Copy every record below, exactly as written.

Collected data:
......

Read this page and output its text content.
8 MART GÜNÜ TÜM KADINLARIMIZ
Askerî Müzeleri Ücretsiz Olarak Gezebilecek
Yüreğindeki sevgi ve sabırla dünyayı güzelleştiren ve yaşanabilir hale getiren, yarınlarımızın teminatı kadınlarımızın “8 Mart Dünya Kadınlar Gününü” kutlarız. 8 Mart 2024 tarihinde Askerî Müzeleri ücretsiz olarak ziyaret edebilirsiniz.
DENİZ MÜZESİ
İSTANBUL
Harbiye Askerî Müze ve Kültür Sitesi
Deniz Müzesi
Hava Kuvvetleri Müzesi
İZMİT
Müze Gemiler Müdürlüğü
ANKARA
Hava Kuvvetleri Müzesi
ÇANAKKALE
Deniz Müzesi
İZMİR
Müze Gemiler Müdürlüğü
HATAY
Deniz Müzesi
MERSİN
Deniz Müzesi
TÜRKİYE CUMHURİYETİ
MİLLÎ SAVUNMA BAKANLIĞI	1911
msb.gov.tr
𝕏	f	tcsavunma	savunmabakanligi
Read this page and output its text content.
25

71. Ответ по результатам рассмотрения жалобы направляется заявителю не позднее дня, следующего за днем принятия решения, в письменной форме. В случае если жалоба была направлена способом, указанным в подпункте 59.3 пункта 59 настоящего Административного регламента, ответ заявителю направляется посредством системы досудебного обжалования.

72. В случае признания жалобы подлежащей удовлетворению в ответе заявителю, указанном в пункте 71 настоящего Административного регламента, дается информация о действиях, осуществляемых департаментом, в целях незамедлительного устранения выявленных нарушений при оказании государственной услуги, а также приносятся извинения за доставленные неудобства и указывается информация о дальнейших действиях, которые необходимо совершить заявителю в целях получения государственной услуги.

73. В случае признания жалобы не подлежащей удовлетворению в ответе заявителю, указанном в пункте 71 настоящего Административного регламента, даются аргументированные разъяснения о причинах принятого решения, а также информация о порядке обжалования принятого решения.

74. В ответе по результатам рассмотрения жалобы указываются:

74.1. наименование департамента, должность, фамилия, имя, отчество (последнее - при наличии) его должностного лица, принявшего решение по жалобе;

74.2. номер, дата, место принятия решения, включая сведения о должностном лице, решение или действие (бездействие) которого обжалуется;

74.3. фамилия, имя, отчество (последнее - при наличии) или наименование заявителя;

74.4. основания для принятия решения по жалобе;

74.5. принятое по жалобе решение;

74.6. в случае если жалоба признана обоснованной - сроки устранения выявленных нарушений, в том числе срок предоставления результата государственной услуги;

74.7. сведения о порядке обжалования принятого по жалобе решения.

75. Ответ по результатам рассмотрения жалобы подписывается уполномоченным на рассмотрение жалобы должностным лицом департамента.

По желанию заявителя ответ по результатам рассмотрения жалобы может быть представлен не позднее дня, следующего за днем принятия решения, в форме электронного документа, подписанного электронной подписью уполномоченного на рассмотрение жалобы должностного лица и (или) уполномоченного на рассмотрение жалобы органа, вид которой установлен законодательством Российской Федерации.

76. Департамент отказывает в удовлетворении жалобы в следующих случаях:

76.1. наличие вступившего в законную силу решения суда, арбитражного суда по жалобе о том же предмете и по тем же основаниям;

......

▶ Task solution
Read this page and output its text content.
8 MART GÜNÜ TÜM KADINLARIMIZ
Askerî Müzeleri Ücretsiz Olarak Gezebilecek
Yüreğindeki sevgi ve sabırla dünyayı güzelleştiren ve yaşanabilir hale getiren, yarınlarımızın teminatı kadınlarımızın “8 Mart Dünya Kadınlar Gününü” kutlarız. 8 Mart 2024 tarihinde Askerî Müzeleri ücretsiz olarak ziyaret edebilirsiniz.
DENİZ MÜZESİ
İSTANBUL
Harbiye Askerî Müze ve Kültür Sitesi
Deniz Müzesi
Hava Kuvvetleri Müzesi
İZMİT
Müze Gemiler Müdürlüğü
ANKARA
Hava Kuvvetleri Müzesi
ÇANAKKALE
Deniz Müzesi
İZMİR
Müze Gemiler Müdürlüğü
HATAY
Deniz Müzesi
MERSİN
Deniz Müzesi
TÜRKİYE CUMHURİYETİ
MİLLÎ SAVUNMA BAKANLIĞI	1911
msb.gov.tr
𝕏	f	tcsavunma	savunmabakanligi
Read this page and output its text content.
25

71. Ответ по результатам рассмотрения жалобы направляется заявителю не позднее дня, следующего за днем принятия решения, в письменной форме. В случае если жалоба была направлена способом, указанным в подпункте 59.3 пункта 59 настоящего Административного регламента, ответ заявителю направляется посредством системы досудебного обжалования.

72. В случае признания жалобы подлежащей удовлетворению в ответе заявителю, указанном в пункте 71 настоящего Административного регламента, дается информация о действиях, осуществляемых департаментом, в целях незамедлительного устранения выявленных нарушений при оказании государственной услуги, а также приносятся извинения за доставленные неудобства и указывается информация о дальнейших действиях, которые необходимо совершить заявителю в целях получения государственной услуги.

73. В случае признания жалобы не подлежащей удовлетворению в ответе заявителю, указанном в пункте 71 настоящего Административного регламента, даются аргументированные разъяснения о причинах принятого решения, а также информация о порядке обжалования принятого решения.

74. В ответе по результатам рассмотрения жалобы указываются:

74.1. наименование департамента, должность, фамилия, имя, отчество (последнее - при наличии) его должностного лица, принявшего решение по жалобе;

74.2. номер, дата, место принятия решения, включая сведения о должностном лице, решение или действие (бездействие) которого обжалуется;

74.3. фамилия, имя, отчество (последнее - при наличии) или наименование заявителя;

74.4. основания для принятия решения по жалобе;

74.5. принятое по жалобе решение;

74.6. в случае если жалоба признана обоснованной - сроки устранения выявленных нарушений, в том числе срок предоставления результата государственной услуги;

74.7. сведения о порядке обжалования принятого по жалобе решения.

75. Ответ по результатам рассмотрения жалобы подписывается уполномоченным на рассмотрение жалобы должностным лицом департамента.

По желанию заявителя ответ по результатам рассмотрения жалобы может быть представлен не позднее дня, следующего за днем принятия решения, в форме электронного документа, подписанного электронной подписью уполномоченного на рассмотрение жалобы должностного лица и (или) уполномоченного на рассмотрение жалобы органа, вид которой установлен законодательством Российской Федерации.

76. Департамент отказывает в удовлетворении жалобы в следующих случаях:

76.1. наличие вступившего в законную силу решения суда, арбитражного суда по жалобе о том же предмете и по тем же основаниям;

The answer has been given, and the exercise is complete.